[Dataset entries on figures]
====

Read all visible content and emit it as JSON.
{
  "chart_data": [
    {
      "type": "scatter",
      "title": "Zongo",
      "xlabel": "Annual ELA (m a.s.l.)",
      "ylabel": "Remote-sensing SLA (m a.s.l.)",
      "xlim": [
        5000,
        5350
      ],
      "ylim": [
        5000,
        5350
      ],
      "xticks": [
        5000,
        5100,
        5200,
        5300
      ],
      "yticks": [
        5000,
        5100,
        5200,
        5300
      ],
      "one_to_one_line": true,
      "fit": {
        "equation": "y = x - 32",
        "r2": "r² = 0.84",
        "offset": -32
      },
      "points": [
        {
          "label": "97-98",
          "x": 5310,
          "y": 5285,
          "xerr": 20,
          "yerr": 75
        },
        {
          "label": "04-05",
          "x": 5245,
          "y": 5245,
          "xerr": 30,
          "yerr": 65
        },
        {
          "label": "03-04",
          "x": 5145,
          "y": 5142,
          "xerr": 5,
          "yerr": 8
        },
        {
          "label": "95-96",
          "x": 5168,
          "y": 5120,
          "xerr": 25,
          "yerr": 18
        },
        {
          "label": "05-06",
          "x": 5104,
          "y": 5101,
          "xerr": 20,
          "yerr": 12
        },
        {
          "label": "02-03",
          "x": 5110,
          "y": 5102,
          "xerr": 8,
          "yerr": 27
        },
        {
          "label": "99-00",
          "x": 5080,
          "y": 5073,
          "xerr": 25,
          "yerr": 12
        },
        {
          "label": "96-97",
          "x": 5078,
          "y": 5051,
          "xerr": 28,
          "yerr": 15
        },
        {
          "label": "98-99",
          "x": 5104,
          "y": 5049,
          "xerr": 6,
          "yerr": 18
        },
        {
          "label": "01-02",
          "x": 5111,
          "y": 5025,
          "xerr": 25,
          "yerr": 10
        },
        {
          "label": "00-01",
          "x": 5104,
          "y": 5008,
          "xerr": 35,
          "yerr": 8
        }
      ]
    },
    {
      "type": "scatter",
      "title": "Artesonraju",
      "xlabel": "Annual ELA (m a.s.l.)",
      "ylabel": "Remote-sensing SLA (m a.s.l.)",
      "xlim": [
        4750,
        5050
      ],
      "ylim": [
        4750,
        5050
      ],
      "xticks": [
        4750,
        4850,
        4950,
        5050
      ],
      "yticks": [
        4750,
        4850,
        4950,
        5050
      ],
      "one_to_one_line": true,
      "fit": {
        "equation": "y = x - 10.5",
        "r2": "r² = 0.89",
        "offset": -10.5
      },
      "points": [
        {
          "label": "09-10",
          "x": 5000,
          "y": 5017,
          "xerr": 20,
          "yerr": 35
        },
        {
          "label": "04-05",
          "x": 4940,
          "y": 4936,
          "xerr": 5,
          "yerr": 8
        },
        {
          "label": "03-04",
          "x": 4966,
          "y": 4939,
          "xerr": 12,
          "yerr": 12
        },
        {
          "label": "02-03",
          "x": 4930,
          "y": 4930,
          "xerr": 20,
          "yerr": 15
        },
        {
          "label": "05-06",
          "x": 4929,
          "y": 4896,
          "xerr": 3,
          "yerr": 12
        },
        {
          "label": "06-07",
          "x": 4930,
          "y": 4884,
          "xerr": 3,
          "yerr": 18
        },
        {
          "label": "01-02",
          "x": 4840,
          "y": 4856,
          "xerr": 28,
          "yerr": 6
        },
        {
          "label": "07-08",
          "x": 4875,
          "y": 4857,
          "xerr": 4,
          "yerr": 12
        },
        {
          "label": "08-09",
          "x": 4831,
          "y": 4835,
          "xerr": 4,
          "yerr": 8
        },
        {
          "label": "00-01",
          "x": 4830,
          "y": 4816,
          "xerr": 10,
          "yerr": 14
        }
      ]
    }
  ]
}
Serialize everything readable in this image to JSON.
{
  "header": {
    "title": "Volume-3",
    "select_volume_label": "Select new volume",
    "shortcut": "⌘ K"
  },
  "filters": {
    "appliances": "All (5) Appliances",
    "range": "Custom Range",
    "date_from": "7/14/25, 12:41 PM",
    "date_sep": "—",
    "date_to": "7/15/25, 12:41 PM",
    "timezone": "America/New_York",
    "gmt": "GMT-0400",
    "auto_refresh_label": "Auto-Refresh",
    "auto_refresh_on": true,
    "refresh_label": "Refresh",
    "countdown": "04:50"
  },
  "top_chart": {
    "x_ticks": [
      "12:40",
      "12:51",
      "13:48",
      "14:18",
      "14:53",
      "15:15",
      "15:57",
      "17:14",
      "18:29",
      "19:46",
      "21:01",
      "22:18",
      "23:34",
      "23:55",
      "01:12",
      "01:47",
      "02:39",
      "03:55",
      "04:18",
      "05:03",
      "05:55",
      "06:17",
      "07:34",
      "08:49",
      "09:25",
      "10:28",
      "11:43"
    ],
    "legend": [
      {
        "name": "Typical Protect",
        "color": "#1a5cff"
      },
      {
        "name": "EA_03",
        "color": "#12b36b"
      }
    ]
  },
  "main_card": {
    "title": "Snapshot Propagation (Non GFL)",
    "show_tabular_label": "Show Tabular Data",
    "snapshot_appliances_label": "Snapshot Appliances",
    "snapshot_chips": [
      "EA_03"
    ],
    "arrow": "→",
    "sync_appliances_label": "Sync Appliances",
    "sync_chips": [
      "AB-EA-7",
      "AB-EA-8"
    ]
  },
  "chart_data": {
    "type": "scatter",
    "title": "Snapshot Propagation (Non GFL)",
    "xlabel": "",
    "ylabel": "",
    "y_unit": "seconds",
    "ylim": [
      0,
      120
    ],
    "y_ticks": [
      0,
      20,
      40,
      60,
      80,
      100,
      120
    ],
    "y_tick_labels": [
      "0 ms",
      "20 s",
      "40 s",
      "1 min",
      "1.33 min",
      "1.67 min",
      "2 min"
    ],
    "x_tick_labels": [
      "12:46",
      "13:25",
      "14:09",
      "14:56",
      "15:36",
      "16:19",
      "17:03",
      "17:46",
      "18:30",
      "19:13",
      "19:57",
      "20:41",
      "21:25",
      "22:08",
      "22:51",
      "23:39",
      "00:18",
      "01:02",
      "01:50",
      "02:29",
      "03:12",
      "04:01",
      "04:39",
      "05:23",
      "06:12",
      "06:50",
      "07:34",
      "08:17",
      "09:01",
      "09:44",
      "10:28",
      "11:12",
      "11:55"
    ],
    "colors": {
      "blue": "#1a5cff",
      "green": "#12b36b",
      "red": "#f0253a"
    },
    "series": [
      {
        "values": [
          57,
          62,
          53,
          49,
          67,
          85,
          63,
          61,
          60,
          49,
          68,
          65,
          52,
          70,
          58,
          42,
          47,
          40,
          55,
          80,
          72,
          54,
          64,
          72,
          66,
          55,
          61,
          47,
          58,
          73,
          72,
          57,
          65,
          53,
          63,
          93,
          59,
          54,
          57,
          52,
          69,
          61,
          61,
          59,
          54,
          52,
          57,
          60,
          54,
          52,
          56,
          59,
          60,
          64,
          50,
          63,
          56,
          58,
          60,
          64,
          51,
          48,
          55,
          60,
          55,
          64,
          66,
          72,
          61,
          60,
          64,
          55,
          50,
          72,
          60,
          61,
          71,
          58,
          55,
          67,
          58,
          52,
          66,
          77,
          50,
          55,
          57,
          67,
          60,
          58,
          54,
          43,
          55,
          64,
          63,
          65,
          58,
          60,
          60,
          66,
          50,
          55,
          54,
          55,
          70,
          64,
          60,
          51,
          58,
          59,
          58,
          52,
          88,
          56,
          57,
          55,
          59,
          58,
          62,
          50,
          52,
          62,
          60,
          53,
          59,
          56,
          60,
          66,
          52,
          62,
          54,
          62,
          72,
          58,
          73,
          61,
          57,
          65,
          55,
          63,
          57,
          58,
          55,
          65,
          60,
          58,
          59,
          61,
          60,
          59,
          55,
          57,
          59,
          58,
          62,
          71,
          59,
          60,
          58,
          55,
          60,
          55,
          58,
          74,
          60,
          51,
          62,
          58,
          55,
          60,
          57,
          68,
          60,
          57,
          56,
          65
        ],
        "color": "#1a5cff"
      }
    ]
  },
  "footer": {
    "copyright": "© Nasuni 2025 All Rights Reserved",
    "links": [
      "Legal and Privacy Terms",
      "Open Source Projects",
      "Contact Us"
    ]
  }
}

====

▶ _DESCRIPTION OF THE TASK_:
State, as a number only, how many lines in the entries include "JSON".

▶ _OUTPUT FOR THIS EXERCISE_:
2